==== SOURCE DATA ====

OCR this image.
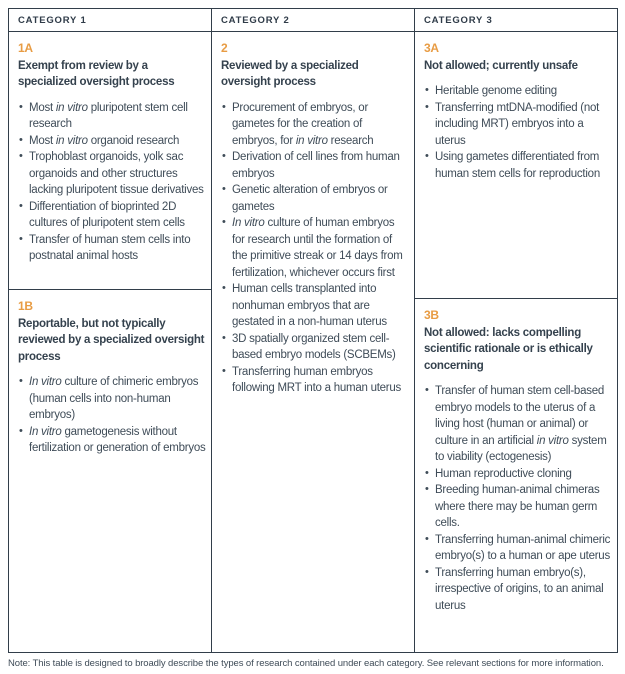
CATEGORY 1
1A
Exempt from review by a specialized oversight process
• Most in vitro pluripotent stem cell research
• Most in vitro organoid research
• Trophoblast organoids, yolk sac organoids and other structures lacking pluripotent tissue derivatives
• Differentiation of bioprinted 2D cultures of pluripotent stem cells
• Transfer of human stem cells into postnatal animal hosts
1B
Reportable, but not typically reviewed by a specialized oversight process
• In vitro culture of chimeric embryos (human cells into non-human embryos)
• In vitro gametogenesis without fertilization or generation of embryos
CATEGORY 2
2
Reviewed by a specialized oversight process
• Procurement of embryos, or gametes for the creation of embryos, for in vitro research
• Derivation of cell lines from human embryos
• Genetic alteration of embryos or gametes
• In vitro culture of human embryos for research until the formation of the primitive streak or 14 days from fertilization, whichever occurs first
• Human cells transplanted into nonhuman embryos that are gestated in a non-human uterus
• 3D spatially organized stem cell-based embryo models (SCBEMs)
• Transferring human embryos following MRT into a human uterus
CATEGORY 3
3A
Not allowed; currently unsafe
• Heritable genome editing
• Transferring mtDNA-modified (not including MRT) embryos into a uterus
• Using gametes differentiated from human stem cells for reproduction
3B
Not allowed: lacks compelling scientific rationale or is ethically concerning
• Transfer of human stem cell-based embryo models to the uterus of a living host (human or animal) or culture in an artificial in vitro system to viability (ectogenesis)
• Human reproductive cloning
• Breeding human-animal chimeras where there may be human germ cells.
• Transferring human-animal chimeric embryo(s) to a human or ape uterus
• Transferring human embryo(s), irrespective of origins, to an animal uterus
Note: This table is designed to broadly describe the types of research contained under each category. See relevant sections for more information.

====
==== SOURCE DATA ====

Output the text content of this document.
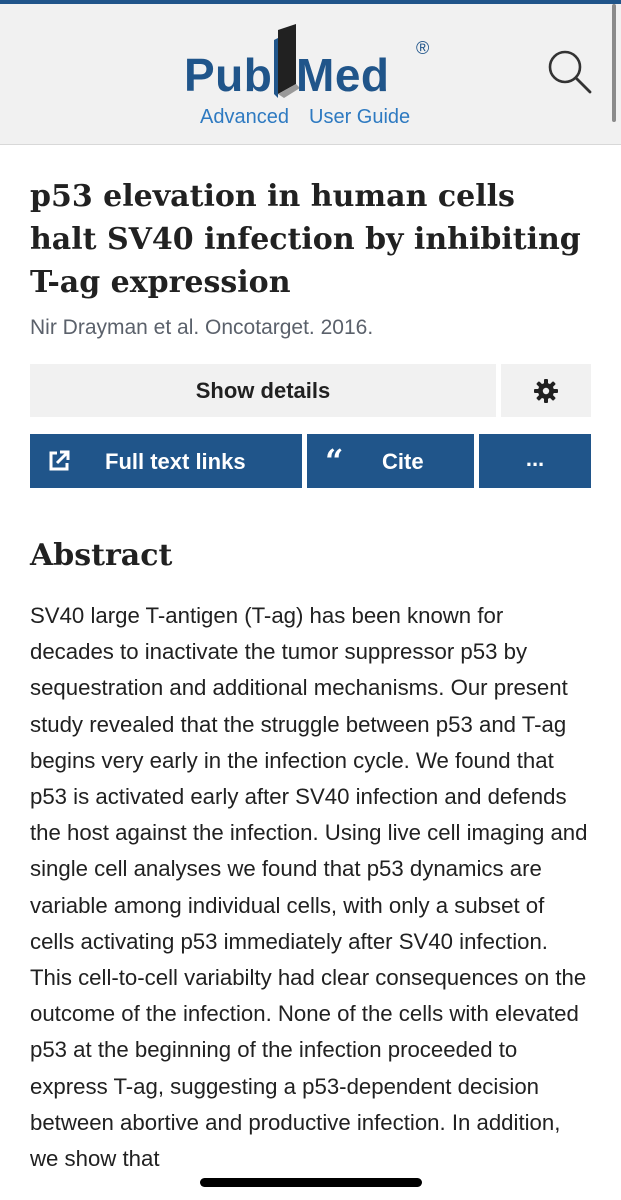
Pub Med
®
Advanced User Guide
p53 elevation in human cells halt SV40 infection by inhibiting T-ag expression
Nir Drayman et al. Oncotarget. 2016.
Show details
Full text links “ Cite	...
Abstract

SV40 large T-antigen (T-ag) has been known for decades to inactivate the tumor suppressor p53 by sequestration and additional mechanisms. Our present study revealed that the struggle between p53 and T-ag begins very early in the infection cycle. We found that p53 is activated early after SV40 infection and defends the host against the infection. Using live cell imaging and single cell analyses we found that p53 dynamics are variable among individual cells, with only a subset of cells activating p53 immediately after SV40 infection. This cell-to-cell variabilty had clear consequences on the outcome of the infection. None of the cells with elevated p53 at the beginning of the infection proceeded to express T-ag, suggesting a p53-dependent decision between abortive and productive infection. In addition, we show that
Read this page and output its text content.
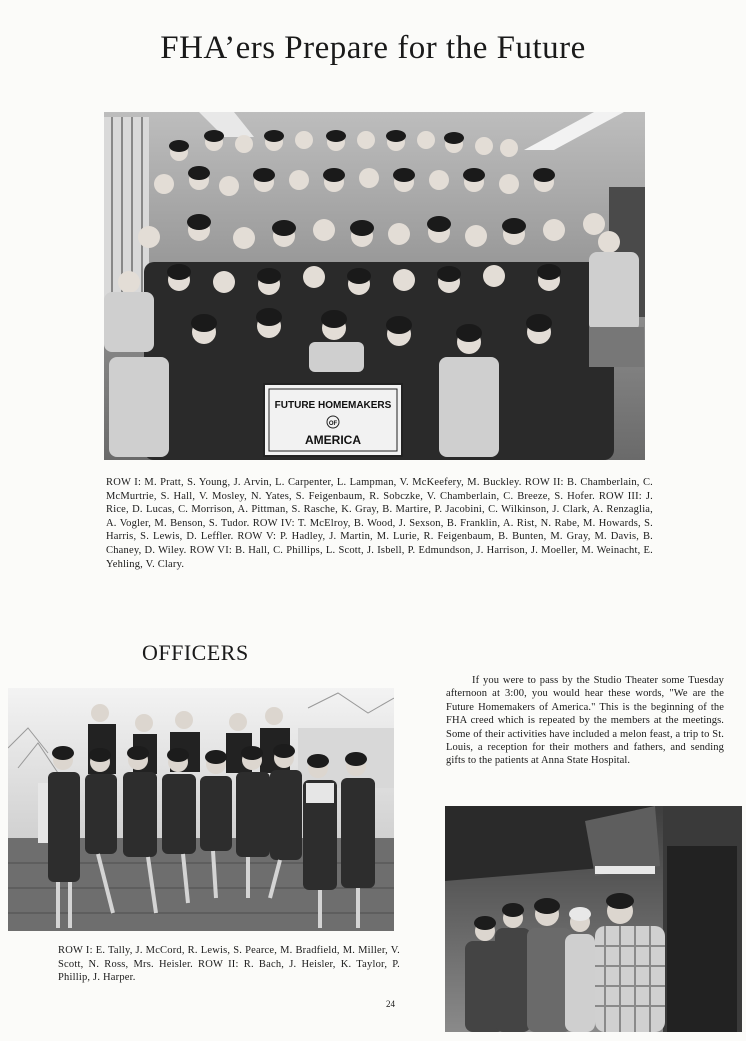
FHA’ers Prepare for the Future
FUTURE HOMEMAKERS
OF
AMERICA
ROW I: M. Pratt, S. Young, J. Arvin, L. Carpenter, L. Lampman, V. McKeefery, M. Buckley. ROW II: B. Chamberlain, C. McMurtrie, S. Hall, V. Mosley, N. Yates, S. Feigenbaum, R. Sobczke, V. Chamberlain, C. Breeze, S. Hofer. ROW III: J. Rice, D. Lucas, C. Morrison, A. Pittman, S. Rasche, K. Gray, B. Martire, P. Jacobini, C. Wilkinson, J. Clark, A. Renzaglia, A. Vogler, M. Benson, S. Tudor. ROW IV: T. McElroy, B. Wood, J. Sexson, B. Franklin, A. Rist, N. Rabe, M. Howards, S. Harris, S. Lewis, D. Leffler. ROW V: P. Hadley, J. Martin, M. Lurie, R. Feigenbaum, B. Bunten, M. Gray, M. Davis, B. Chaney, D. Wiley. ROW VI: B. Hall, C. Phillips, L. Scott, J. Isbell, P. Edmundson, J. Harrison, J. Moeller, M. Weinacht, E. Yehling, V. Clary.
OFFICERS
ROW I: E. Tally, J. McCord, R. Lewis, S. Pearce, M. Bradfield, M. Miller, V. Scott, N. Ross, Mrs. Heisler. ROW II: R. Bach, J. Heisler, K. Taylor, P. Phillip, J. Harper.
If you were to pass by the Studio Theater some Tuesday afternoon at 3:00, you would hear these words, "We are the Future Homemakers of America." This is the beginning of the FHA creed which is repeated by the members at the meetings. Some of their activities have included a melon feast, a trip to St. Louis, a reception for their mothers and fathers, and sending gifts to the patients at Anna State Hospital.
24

====

◆ YOUR ASSIGNMENT ◆
Report how many lines of the records above contain the word "from", and give only that number.

◆ WRITTEN ANSWER ◆
4